Records that describe figures

────────

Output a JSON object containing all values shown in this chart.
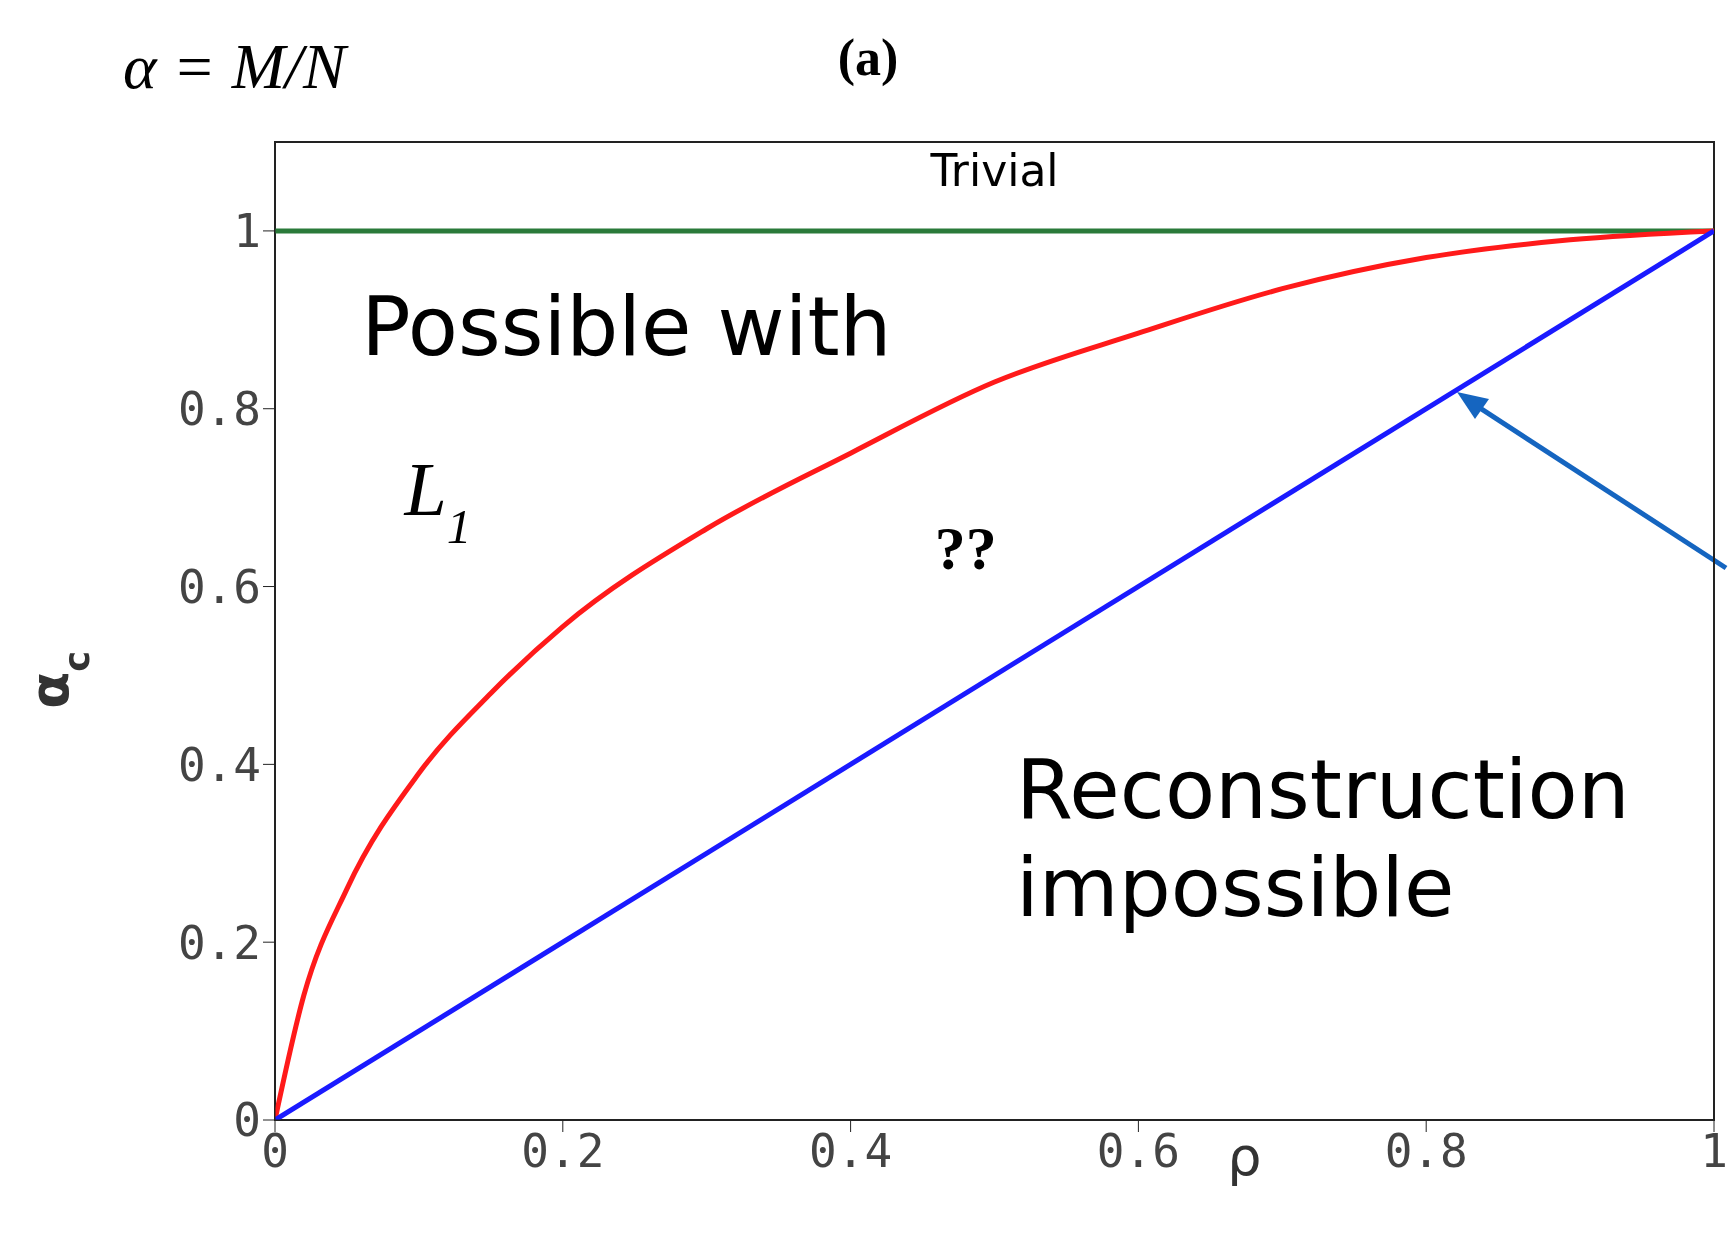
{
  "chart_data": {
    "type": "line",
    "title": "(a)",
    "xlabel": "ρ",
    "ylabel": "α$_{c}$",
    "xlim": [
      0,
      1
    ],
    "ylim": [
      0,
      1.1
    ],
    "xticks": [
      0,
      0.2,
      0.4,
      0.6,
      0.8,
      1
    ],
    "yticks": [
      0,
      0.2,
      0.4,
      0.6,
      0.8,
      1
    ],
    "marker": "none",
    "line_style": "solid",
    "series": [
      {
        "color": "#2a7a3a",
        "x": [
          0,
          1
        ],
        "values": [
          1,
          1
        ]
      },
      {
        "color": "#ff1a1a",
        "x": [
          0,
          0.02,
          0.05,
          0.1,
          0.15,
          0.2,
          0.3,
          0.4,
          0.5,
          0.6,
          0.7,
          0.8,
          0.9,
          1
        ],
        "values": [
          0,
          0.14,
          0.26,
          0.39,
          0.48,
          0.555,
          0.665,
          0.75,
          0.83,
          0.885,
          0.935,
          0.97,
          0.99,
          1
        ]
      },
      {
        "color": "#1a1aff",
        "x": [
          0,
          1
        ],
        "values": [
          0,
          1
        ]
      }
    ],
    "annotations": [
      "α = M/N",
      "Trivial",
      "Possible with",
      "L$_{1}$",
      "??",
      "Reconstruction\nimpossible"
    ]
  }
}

────────

THE REQUEST: Pictures are to be left out; all else in the entries above is to be quoted exactly.

COMPLETE ANSWER:
Output a JSON object containing all values shown in this chart.
{
  "chart_data": {
    "type": "line",
    "title": "(a)",
    "xlabel": "ρ",
    "ylabel": "α$_{c}$",
    "xlim": [
      0,
      1
    ],
    "ylim": [
      0,
      1.1
    ],
    "xticks": [
      0,
      0.2,
      0.4,
      0.6,
      0.8,
      1
    ],
    "yticks": [
      0,
      0.2,
      0.4,
      0.6,
      0.8,
      1
    ],
    "marker": "none",
    "line_style": "solid",
    "series": [
      {
        "color": "#2a7a3a",
        "x": [
          0,
          1
        ],
        "values": [
          1,
          1
        ]
      },
      {
        "color": "#ff1a1a",
        "x": [
          0,
          0.02,
          0.05,
          0.1,
          0.15,
          0.2,
          0.3,
          0.4,
          0.5,
          0.6,
          0.7,
          0.8,
          0.9,
          1
        ],
        "values": [
          0,
          0.14,
          0.26,
          0.39,
          0.48,
          0.555,
          0.665,
          0.75,
          0.83,
          0.885,
          0.935,
          0.97,
          0.99,
          1
        ]
      },
      {
        "color": "#1a1aff",
        "x": [
          0,
          1
        ],
        "values": [
          0,
          1
        ]
      }
    ],
    "annotations": [
      "α = M/N",
      "Trivial",
      "Possible with",
      "L$_{1}$",
      "??",
      "Reconstruction\nimpossible"
    ]
  }
}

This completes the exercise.